From the listing below, pull out every line where the string "горячего" appears.

# # # # #

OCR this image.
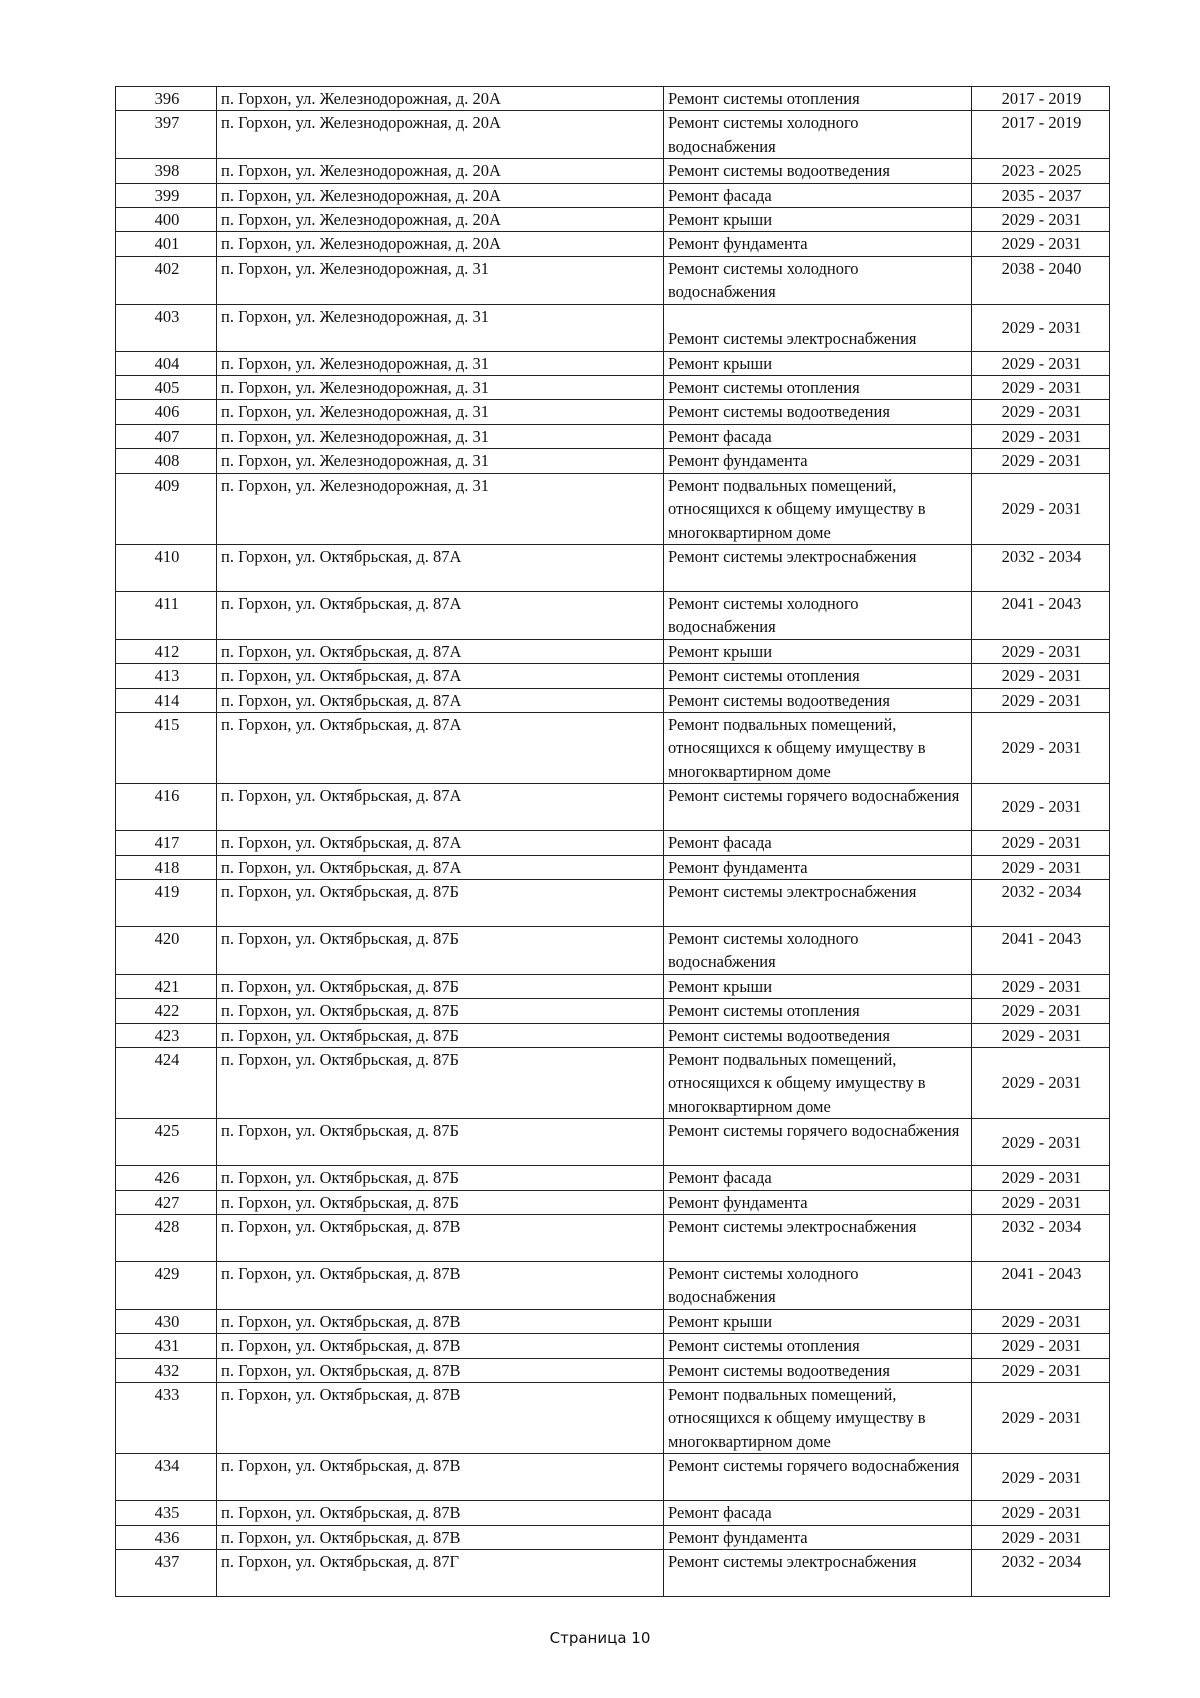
396	п. Горхон, ул. Железнодорожная, д. 20А	Ремонт системы отопления	2017 - 2019
397	п. Горхон, ул. Железнодорожная, д. 20А	Ремонт системы холодного водоснабжения	2017 - 2019
398	п. Горхон, ул. Железнодорожная, д. 20А	Ремонт системы водоотведения	2023 - 2025
399	п. Горхон, ул. Железнодорожная, д. 20А	Ремонт фасада	2035 - 2037
400	п. Горхон, ул. Железнодорожная, д. 20А	Ремонт крыши	2029 - 2031
401	п. Горхон, ул. Железнодорожная, д. 20А	Ремонт фундамента	2029 - 2031
402	п. Горхон, ул. Железнодорожная, д. 31	Ремонт системы холодного водоснабжения	2038 - 2040
403	п. Горхон, ул. Железнодорожная, д. 31	Ремонт системы электроснабжения	2029 - 2031
404	п. Горхон, ул. Железнодорожная, д. 31	Ремонт крыши	2029 - 2031
405	п. Горхон, ул. Железнодорожная, д. 31	Ремонт системы отопления	2029 - 2031
406	п. Горхон, ул. Железнодорожная, д. 31	Ремонт системы водоотведения	2029 - 2031
407	п. Горхон, ул. Железнодорожная, д. 31	Ремонт фасада	2029 - 2031
408	п. Горхон, ул. Железнодорожная, д. 31	Ремонт фундамента	2029 - 2031
409	п. Горхон, ул. Железнодорожная, д. 31	Ремонт подвальных помещений, относящихся к общему имуществу в многоквартирном доме	2029 - 2031
410	п. Горхон, ул. Октябрьская, д. 87А	Ремонт системы электроснабжения	2032 - 2034
411	п. Горхон, ул. Октябрьская, д. 87А	Ремонт системы холодного водоснабжения	2041 - 2043
412	п. Горхон, ул. Октябрьская, д. 87А	Ремонт крыши	2029 - 2031
413	п. Горхон, ул. Октябрьская, д. 87А	Ремонт системы отопления	2029 - 2031
414	п. Горхон, ул. Октябрьская, д. 87А	Ремонт системы водоотведения	2029 - 2031
415	п. Горхон, ул. Октябрьская, д. 87А	Ремонт подвальных помещений, относящихся к общему имуществу в многоквартирном доме	2029 - 2031
416	п. Горхон, ул. Октябрьская, д. 87А	Ремонт системы горячего водоснабжения	2029 - 2031
417	п. Горхон, ул. Октябрьская, д. 87А	Ремонт фасада	2029 - 2031
418	п. Горхон, ул. Октябрьская, д. 87А	Ремонт фундамента	2029 - 2031
419	п. Горхон, ул. Октябрьская, д. 87Б	Ремонт системы электроснабжения	2032 - 2034
420	п. Горхон, ул. Октябрьская, д. 87Б	Ремонт системы холодного водоснабжения	2041 - 2043
421	п. Горхон, ул. Октябрьская, д. 87Б	Ремонт крыши	2029 - 2031
422	п. Горхон, ул. Октябрьская, д. 87Б	Ремонт системы отопления	2029 - 2031
423	п. Горхон, ул. Октябрьская, д. 87Б	Ремонт системы водоотведения	2029 - 2031
424	п. Горхон, ул. Октябрьская, д. 87Б	Ремонт подвальных помещений, относящихся к общему имуществу в многоквартирном доме	2029 - 2031
425	п. Горхон, ул. Октябрьская, д. 87Б	Ремонт системы горячего водоснабжения	2029 - 2031
426	п. Горхон, ул. Октябрьская, д. 87Б	Ремонт фасада	2029 - 2031
427	п. Горхон, ул. Октябрьская, д. 87Б	Ремонт фундамента	2029 - 2031
428	п. Горхон, ул. Октябрьская, д. 87В	Ремонт системы электроснабжения	2032 - 2034
429	п. Горхон, ул. Октябрьская, д. 87В	Ремонт системы холодного водоснабжения	2041 - 2043
430	п. Горхон, ул. Октябрьская, д. 87В	Ремонт крыши	2029 - 2031
431	п. Горхон, ул. Октябрьская, д. 87В	Ремонт системы отопления	2029 - 2031
432	п. Горхон, ул. Октябрьская, д. 87В	Ремонт системы водоотведения	2029 - 2031
433	п. Горхон, ул. Октябрьская, д. 87В	Ремонт подвальных помещений, относящихся к общему имуществу в многоквартирном доме	2029 - 2031
434	п. Горхон, ул. Октябрьская, д. 87В	Ремонт системы горячего водоснабжения	2029 - 2031
435	п. Горхон, ул. Октябрьская, д. 87В	Ремонт фасада	2029 - 2031
436	п. Горхон, ул. Октябрьская, д. 87В	Ремонт фундамента	2029 - 2031
437	п. Горхон, ул. Октябрьская, д. 87Г	Ремонт системы электроснабжения	2032 - 2034
Страница 10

# # # # #

**Response for this exercise:**
416	п. Горхон, ул. Октябрьская, д. 87А	Ремонт системы горячего водоснабжения	2029 - 2031
425	п. Горхон, ул. Октябрьская, д. 87Б	Ремонт системы горячего водоснабжения	2029 - 2031
434	п. Горхон, ул. Октябрьская, д. 87В	Ремонт системы горячего водоснабжения	2029 - 2031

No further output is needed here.